## DATA FOR THIS EXERCISE
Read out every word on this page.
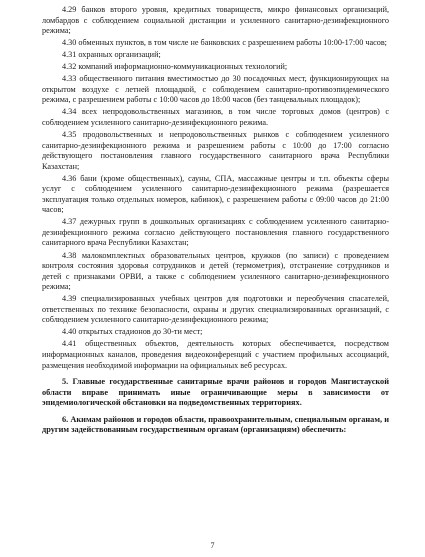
4.29 банков второго уровня, кредитных товариществ, микро финансовых организаций, ломбардов с соблюдением социальной дистанции и усиленного санитарно-дезинфекционного режима;

4.30 обменных пунктов, в том числе не банковских с разрешением работы 10:00-17:00 часов;

4.31 охранных организаций;

4.32 компаний информационно-коммуникационных технологий;

4.33 общественного питания вместимостью до 30 посадочных мест, функционирующих на открытом воздухе с летней площадкой, с соблюдением санитарно-противоэпидемического режима, с разрешением работы с 10:00 часов до 18:00 часов (без танцевальных площадок);

4.34 всех непродовольственных магазинов, в том числе торговых домов (центров) с соблюдением усиленного санитарно-дезинфекционного режима.

4.35 продовольственных и непродовольственных рынков с соблюдением усиленного санитарно-дезинфекционного режима и разрешением работы с 10:00 до 17:00 согласно действующего постановления главного государственного санитарного врача Республики Казахстан;

4.36 бани (кроме общественных), сауны, СПА, массажные центры и т.п. объекты сферы услуг с соблюдением усиленного санитарно-дезинфекционного режима (разрешается эксплуатация только отдельных номеров, кабинок), с разрешением работы с 09:00 часов до 21:00 часов;

4.37 дежурных групп в дошкольных организациях с соблюдением усиленного санитарно-дезинфекционного режима согласно действующего постановления главного государственного санитарного врача Республики Казахстан;

4.38 малокомплектных образовательных центров, кружков (по записи) с проведением контроля состояния здоровья сотрудников и детей (термометрия), отстранение сотрудников и детей с признаками ОРВИ, а также с соблюдением усиленного санитарно-дезинфекционного режима;

4.39 специализированных учебных центров для подготовки и переобучения спасателей, ответственных по технике безопасности, охраны и других специализированных организаций, с соблюдением усиленного санитарно-дезинфекционного режима;

4.40 открытых стадионов до 30-ти мест;

4.41 общественных объектов, деятельность которых обеспечивается, посредством информационных каналов, проведения видеоконференций с участием профильных ассоциаций, размещения необходимой информации на официальных веб ресурсах.

5. Главные государственные санитарные врачи районов и городов Мангистауской области вправе принимать иные ограничивающие меры в зависимости от эпидемиологической обстановки на подведомственных территориях.

6. Акимам районов и городов области, правоохранительным, специальным органам, и другим задействованным государственным органам (организациям) обеспечить:

7
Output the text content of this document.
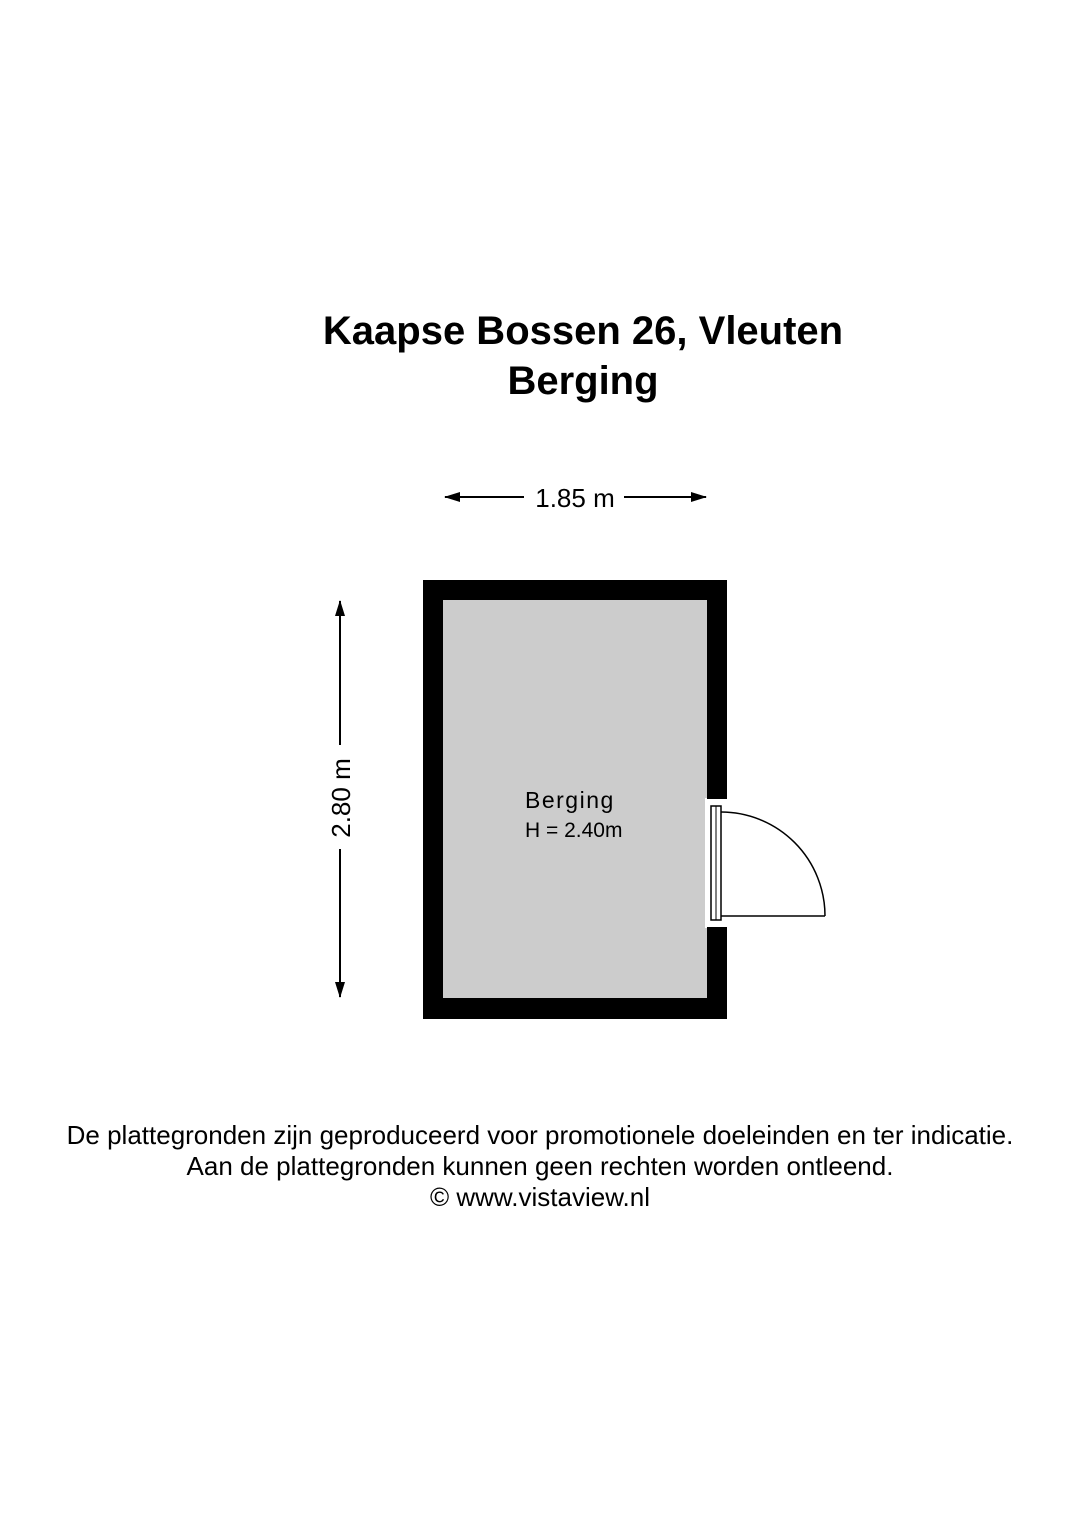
Kaapse Bossen 26, Vleuten
Berging
1.85 m
2.80 m	Berging
H = 2.40m

De plattegronden zijn geproduceerd voor promotionele doeleinden en ter indicatie.

Aan de plattegronden kunnen geen rechten worden ontleend.

© www.vistaview.nl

## WHAT NEEDS TO BE DONE
Without the pictures, output the full listing exactly as it stands.

## RESULT
Read out every word on this page.
4.29 банков второго уровня, кредитных товариществ, микро финансовых организаций, ломбардов с соблюдением социальной дистанции и усиленного санитарно-дезинфекционного режима;

4.30 обменных пунктов, в том числе не банковских с разрешением работы 10:00-17:00 часов;

4.31 охранных организаций;

4.32 компаний информационно-коммуникационных технологий;

4.33 общественного питания вместимостью до 30 посадочных мест, функционирующих на открытом воздухе с летней площадкой, с соблюдением санитарно-противоэпидемического режима, с разрешением работы с 10:00 часов до 18:00 часов (без танцевальных площадок);

4.34 всех непродовольственных магазинов, в том числе торговых домов (центров) с соблюдением усиленного санитарно-дезинфекционного режима.

4.35 продовольственных и непродовольственных рынков с соблюдением усиленного санитарно-дезинфекционного режима и разрешением работы с 10:00 до 17:00 согласно действующего постановления главного государственного санитарного врача Республики Казахстан;

4.36 бани (кроме общественных), сауны, СПА, массажные центры и т.п. объекты сферы услуг с соблюдением усиленного санитарно-дезинфекционного режима (разрешается эксплуатация только отдельных номеров, кабинок), с разрешением работы с 09:00 часов до 21:00 часов;

4.37 дежурных групп в дошкольных организациях с соблюдением усиленного санитарно-дезинфекционного режима согласно действующего постановления главного государственного санитарного врача Республики Казахстан;

4.38 малокомплектных образовательных центров, кружков (по записи) с проведением контроля состояния здоровья сотрудников и детей (термометрия), отстранение сотрудников и детей с признаками ОРВИ, а также с соблюдением усиленного санитарно-дезинфекционного режима;

4.39 специализированных учебных центров для подготовки и переобучения спасателей, ответственных по технике безопасности, охраны и других специализированных организаций, с соблюдением усиленного санитарно-дезинфекционного режима;

4.40 открытых стадионов до 30-ти мест;

4.41 общественных объектов, деятельность которых обеспечивается, посредством информационных каналов, проведения видеоконференций с участием профильных ассоциаций, размещения необходимой информации на официальных веб ресурсах.

5. Главные государственные санитарные врачи районов и городов Мангистауской области вправе принимать иные ограничивающие меры в зависимости от эпидемиологической обстановки на подведомственных территориях.

6. Акимам районов и городов области, правоохранительным, специальным органам, и другим задействованным государственным органам (организациям) обеспечить:

7
Output the text content of this document.
Kaapse Bossen 26, Vleuten
Berging
1.85 m
2.80 m	Berging
H = 2.40m

De plattegronden zijn geproduceerd voor promotionele doeleinden en ter indicatie.

Aan de plattegronden kunnen geen rechten worden ontleend.

© www.vistaview.nl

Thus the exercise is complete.